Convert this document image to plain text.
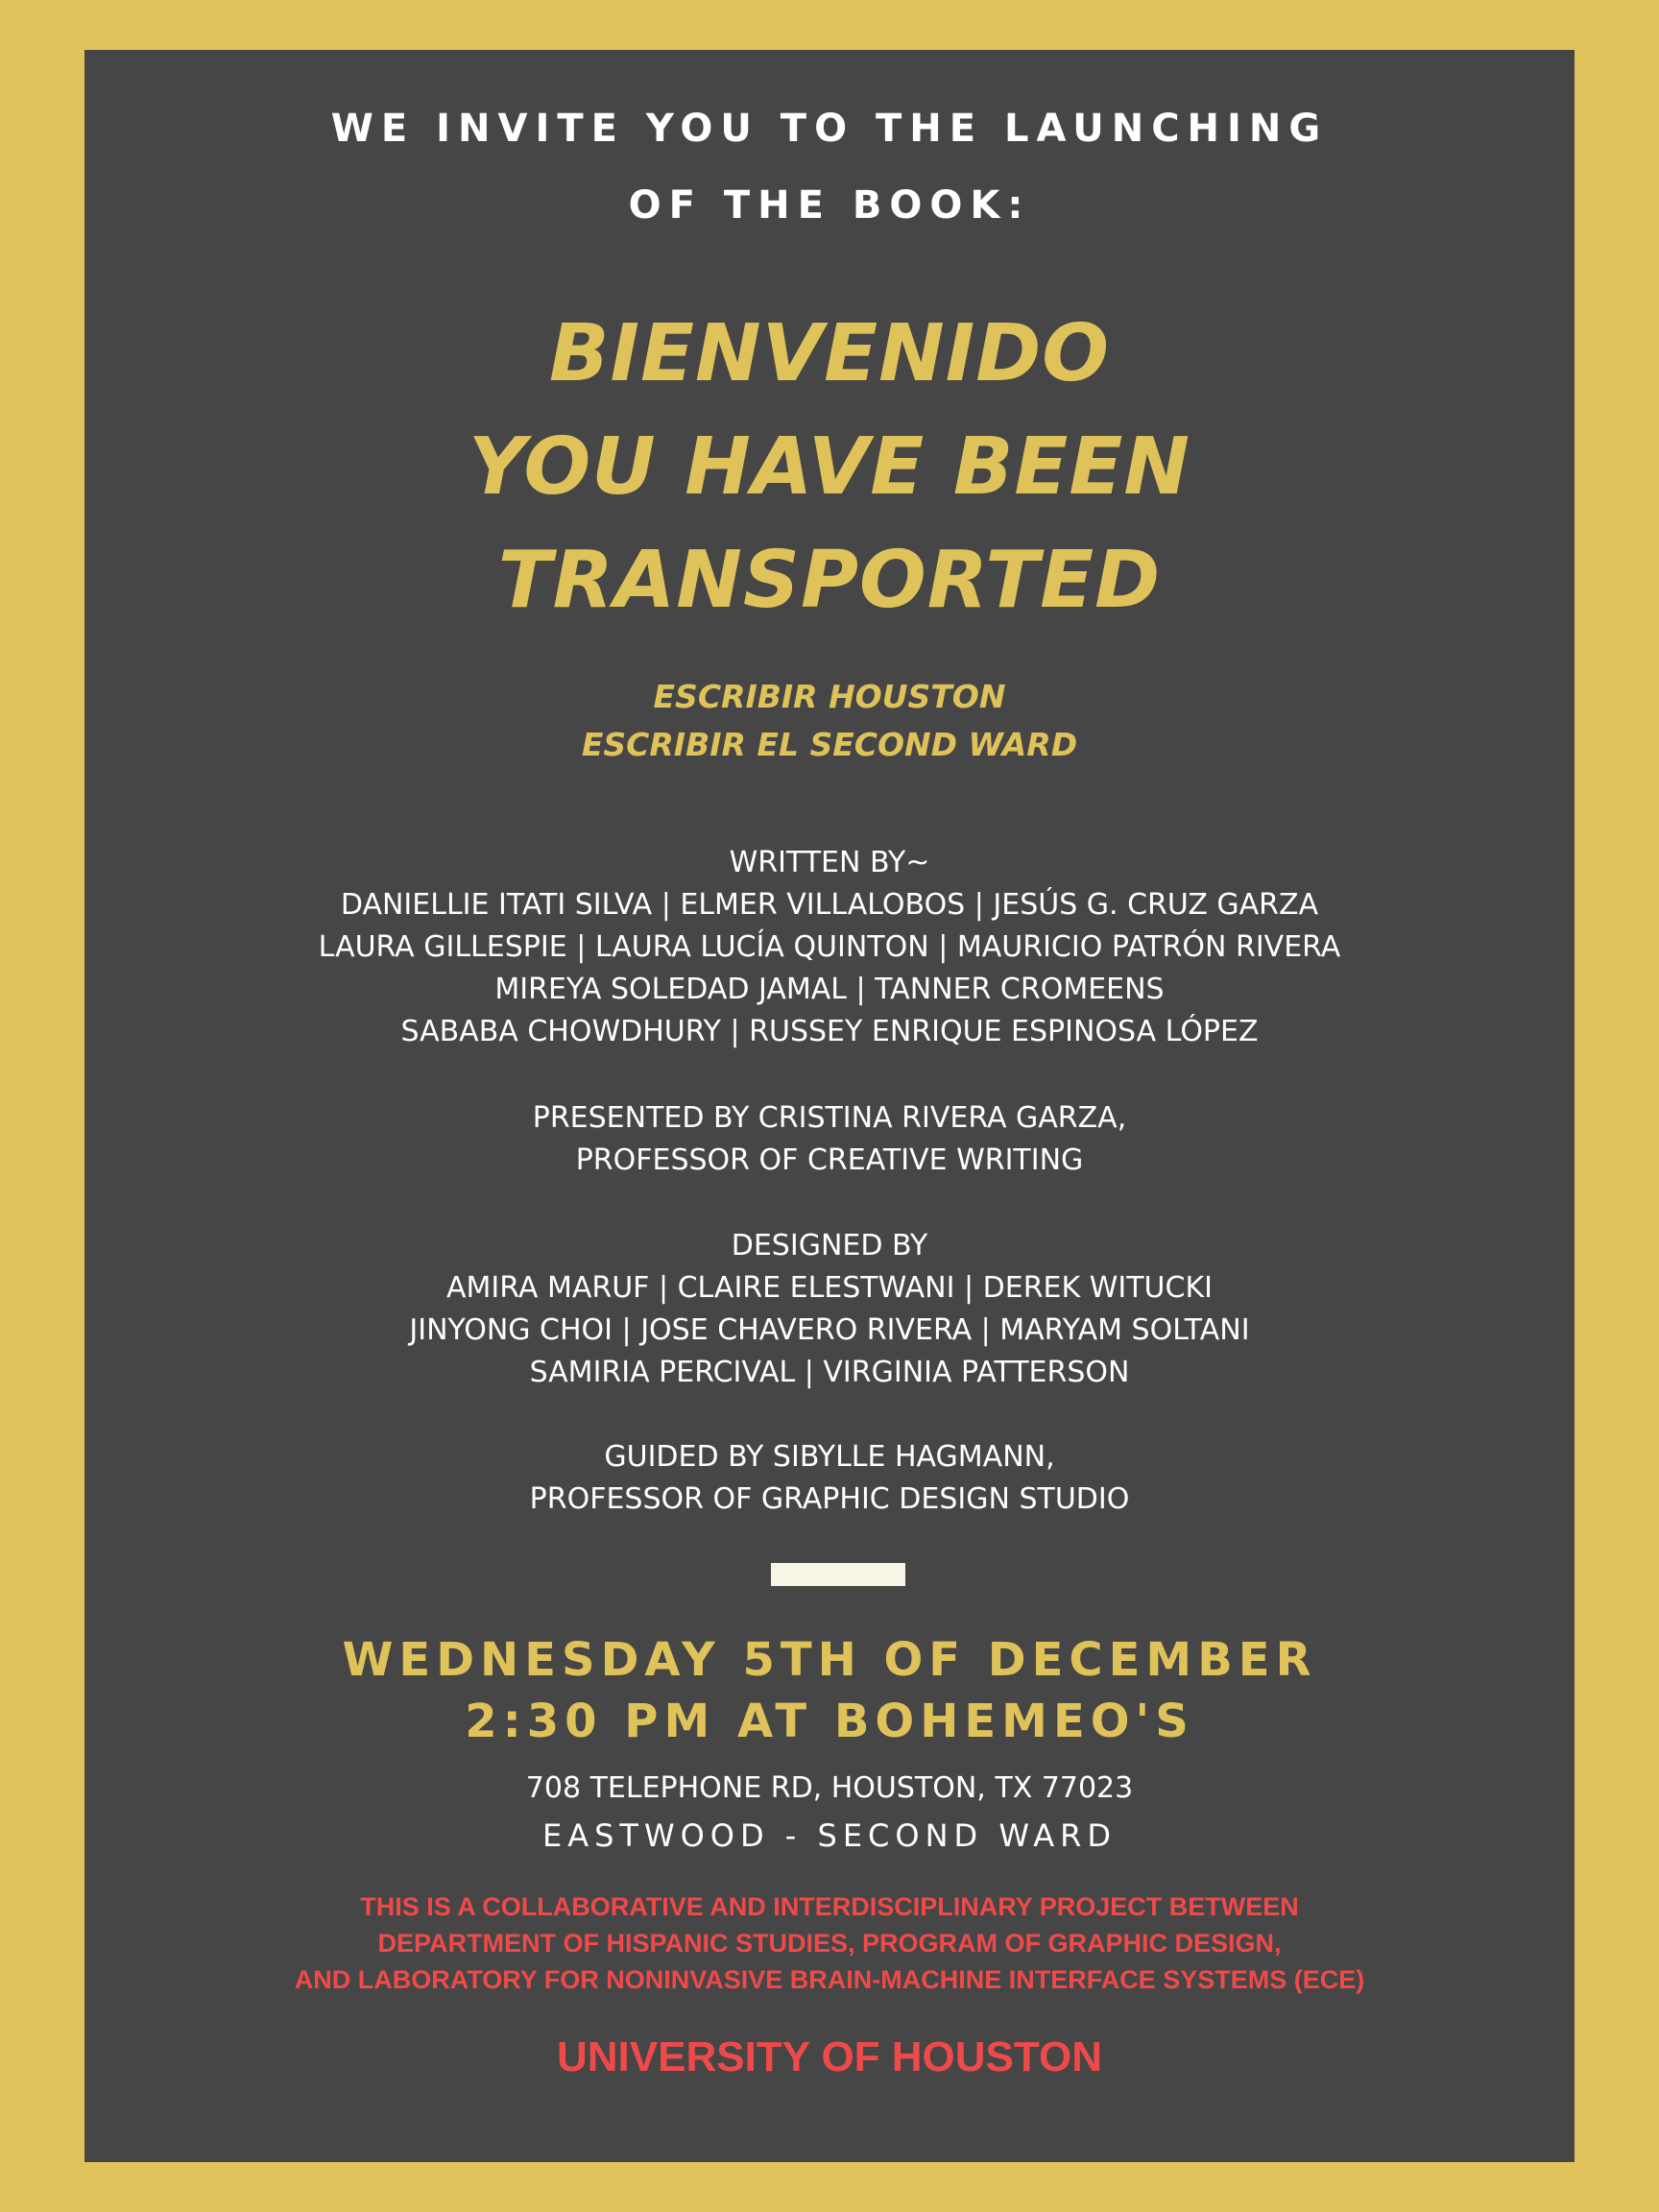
WE INVITE YOU TO THE LAUNCHING
OF THE BOOK:
BIENVENIDO
YOU HAVE BEEN
TRANSPORTED
ESCRIBIR HOUSTON
ESCRIBIR EL SECOND WARD
WRITTEN BY~
DANIELLIE ITATI SILVA | ELMER VILLALOBOS | JESÚS G. CRUZ GARZA
LAURA GILLESPIE | LAURA LUCÍA QUINTON | MAURICIO PATRÓN RIVERA
MIREYA SOLEDAD JAMAL | TANNER CROMEENS
SABABA CHOWDHURY | RUSSEY ENRIQUE ESPINOSA LÓPEZ
PRESENTED BY CRISTINA RIVERA GARZA,
PROFESSOR OF CREATIVE WRITING
DESIGNED BY
AMIRA MARUF | CLAIRE ELESTWANI | DEREK WITUCKI
JINYONG CHOI | JOSE CHAVERO RIVERA | MARYAM SOLTANI
SAMIRIA PERCIVAL | VIRGINIA PATTERSON
GUIDED BY SIBYLLE HAGMANN,
PROFESSOR OF GRAPHIC DESIGN STUDIO
WEDNESDAY 5TH OF DECEMBER
2:30 PM AT BOHEMEO'S
708 TELEPHONE RD, HOUSTON, TX 77023
EASTWOOD - SECOND WARD
THIS IS A COLLABORATIVE AND INTERDISCIPLINARY PROJECT BETWEEN
DEPARTMENT OF HISPANIC STUDIES, PROGRAM OF GRAPHIC DESIGN,
AND LABORATORY FOR NONINVASIVE BRAIN-MACHINE INTERFACE SYSTEMS (ECE)
UNIVERSITY OF HOUSTON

=======

TASK PROMPT -> Leave the pictures out, and print every line of the listing exactly as written.

REPLY ->
Convert this document image to plain text.
WE INVITE YOU TO THE LAUNCHING
OF THE BOOK:
BIENVENIDO
YOU HAVE BEEN
TRANSPORTED
ESCRIBIR HOUSTON
ESCRIBIR EL SECOND WARD
WRITTEN BY~
DANIELLIE ITATI SILVA | ELMER VILLALOBOS | JESÚS G. CRUZ GARZA
LAURA GILLESPIE | LAURA LUCÍA QUINTON | MAURICIO PATRÓN RIVERA
MIREYA SOLEDAD JAMAL | TANNER CROMEENS
SABABA CHOWDHURY | RUSSEY ENRIQUE ESPINOSA LÓPEZ
PRESENTED BY CRISTINA RIVERA GARZA,
PROFESSOR OF CREATIVE WRITING
DESIGNED BY
AMIRA MARUF | CLAIRE ELESTWANI | DEREK WITUCKI
JINYONG CHOI | JOSE CHAVERO RIVERA | MARYAM SOLTANI
SAMIRIA PERCIVAL | VIRGINIA PATTERSON
GUIDED BY SIBYLLE HAGMANN,
PROFESSOR OF GRAPHIC DESIGN STUDIO
WEDNESDAY 5TH OF DECEMBER
2:30 PM AT BOHEMEO'S
708 TELEPHONE RD, HOUSTON, TX 77023
EASTWOOD - SECOND WARD
THIS IS A COLLABORATIVE AND INTERDISCIPLINARY PROJECT BETWEEN
DEPARTMENT OF HISPANIC STUDIES, PROGRAM OF GRAPHIC DESIGN,
AND LABORATORY FOR NONINVASIVE BRAIN-MACHINE INTERFACE SYSTEMS (ECE)
UNIVERSITY OF HOUSTON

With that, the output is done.